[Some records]
• • • • • • •

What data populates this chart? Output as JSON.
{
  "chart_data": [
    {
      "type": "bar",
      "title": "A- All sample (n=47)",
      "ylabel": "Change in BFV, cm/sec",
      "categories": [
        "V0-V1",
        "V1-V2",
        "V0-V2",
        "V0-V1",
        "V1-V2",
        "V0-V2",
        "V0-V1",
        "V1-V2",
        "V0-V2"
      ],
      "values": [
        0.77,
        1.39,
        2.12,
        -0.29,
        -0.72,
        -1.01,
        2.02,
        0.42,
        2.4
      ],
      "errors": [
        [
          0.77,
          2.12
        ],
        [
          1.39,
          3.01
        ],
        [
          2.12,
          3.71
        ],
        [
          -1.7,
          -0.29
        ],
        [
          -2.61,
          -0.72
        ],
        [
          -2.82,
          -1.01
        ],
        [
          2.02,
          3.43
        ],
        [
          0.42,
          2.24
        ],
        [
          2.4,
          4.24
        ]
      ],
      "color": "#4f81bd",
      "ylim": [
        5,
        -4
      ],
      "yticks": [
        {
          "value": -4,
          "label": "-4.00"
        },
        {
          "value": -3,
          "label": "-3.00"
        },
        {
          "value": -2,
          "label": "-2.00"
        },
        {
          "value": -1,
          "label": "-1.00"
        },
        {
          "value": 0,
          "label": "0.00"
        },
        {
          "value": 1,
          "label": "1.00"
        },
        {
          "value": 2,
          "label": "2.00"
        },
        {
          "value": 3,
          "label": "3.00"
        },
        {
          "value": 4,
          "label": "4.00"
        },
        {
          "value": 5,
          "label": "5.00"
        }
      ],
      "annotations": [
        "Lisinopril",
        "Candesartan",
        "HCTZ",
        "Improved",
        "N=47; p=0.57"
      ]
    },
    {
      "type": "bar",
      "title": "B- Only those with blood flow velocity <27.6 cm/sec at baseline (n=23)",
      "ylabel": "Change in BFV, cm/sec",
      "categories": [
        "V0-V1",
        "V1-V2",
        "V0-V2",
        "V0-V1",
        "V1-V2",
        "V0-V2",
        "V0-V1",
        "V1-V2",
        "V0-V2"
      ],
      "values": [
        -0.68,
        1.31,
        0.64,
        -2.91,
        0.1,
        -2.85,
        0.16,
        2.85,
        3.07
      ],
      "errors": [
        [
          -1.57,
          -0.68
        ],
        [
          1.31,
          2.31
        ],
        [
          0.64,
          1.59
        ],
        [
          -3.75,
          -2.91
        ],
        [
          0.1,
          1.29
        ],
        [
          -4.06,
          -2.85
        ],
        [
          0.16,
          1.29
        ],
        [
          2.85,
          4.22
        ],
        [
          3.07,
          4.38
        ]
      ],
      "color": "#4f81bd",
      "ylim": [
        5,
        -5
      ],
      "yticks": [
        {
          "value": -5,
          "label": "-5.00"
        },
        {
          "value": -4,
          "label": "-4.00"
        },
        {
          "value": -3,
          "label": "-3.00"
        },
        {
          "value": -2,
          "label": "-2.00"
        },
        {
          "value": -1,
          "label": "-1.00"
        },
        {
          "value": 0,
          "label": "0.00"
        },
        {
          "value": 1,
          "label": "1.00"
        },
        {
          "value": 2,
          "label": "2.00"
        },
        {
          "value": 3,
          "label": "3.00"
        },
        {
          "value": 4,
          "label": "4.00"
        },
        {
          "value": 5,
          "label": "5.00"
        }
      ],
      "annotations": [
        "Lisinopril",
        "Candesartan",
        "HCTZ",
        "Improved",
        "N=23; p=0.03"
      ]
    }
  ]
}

• • • • • • •

**EXERCISE BRIEF**. Reproduce the material above exactly; please quote every line of it.

**CORRECT ANSWER**.
What data populates this chart? Output as JSON.
{
  "chart_data": [
    {
      "type": "bar",
      "title": "A- All sample (n=47)",
      "ylabel": "Change in BFV, cm/sec",
      "categories": [
        "V0-V1",
        "V1-V2",
        "V0-V2",
        "V0-V1",
        "V1-V2",
        "V0-V2",
        "V0-V1",
        "V1-V2",
        "V0-V2"
      ],
      "values": [
        0.77,
        1.39,
        2.12,
        -0.29,
        -0.72,
        -1.01,
        2.02,
        0.42,
        2.4
      ],
      "errors": [
        [
          0.77,
          2.12
        ],
        [
          1.39,
          3.01
        ],
        [
          2.12,
          3.71
        ],
        [
          -1.7,
          -0.29
        ],
        [
          -2.61,
          -0.72
        ],
        [
          -2.82,
          -1.01
        ],
        [
          2.02,
          3.43
        ],
        [
          0.42,
          2.24
        ],
        [
          2.4,
          4.24
        ]
      ],
      "color": "#4f81bd",
      "ylim": [
        5,
        -4
      ],
      "yticks": [
        {
          "value": -4,
          "label": "-4.00"
        },
        {
          "value": -3,
          "label": "-3.00"
        },
        {
          "value": -2,
          "label": "-2.00"
        },
        {
          "value": -1,
          "label": "-1.00"
        },
        {
          "value": 0,
          "label": "0.00"
        },
        {
          "value": 1,
          "label": "1.00"
        },
        {
          "value": 2,
          "label": "2.00"
        },
        {
          "value": 3,
          "label": "3.00"
        },
        {
          "value": 4,
          "label": "4.00"
        },
        {
          "value": 5,
          "label": "5.00"
        }
      ],
      "annotations": [
        "Lisinopril",
        "Candesartan",
        "HCTZ",
        "Improved",
        "N=47; p=0.57"
      ]
    },
    {
      "type": "bar",
      "title": "B- Only those with blood flow velocity <27.6 cm/sec at baseline (n=23)",
      "ylabel": "Change in BFV, cm/sec",
      "categories": [
        "V0-V1",
        "V1-V2",
        "V0-V2",
        "V0-V1",
        "V1-V2",
        "V0-V2",
        "V0-V1",
        "V1-V2",
        "V0-V2"
      ],
      "values": [
        -0.68,
        1.31,
        0.64,
        -2.91,
        0.1,
        -2.85,
        0.16,
        2.85,
        3.07
      ],
      "errors": [
        [
          -1.57,
          -0.68
        ],
        [
          1.31,
          2.31
        ],
        [
          0.64,
          1.59
        ],
        [
          -3.75,
          -2.91
        ],
        [
          0.1,
          1.29
        ],
        [
          -4.06,
          -2.85
        ],
        [
          0.16,
          1.29
        ],
        [
          2.85,
          4.22
        ],
        [
          3.07,
          4.38
        ]
      ],
      "color": "#4f81bd",
      "ylim": [
        5,
        -5
      ],
      "yticks": [
        {
          "value": -5,
          "label": "-5.00"
        },
        {
          "value": -4,
          "label": "-4.00"
        },
        {
          "value": -3,
          "label": "-3.00"
        },
        {
          "value": -2,
          "label": "-2.00"
        },
        {
          "value": -1,
          "label": "-1.00"
        },
        {
          "value": 0,
          "label": "0.00"
        },
        {
          "value": 1,
          "label": "1.00"
        },
        {
          "value": 2,
          "label": "2.00"
        },
        {
          "value": 3,
          "label": "3.00"
        },
        {
          "value": 4,
          "label": "4.00"
        },
        {
          "value": 5,
          "label": "5.00"
        }
      ],
      "annotations": [
        "Lisinopril",
        "Candesartan",
        "HCTZ",
        "Improved",
        "N=23; p=0.03"
      ]
    }
  ]
}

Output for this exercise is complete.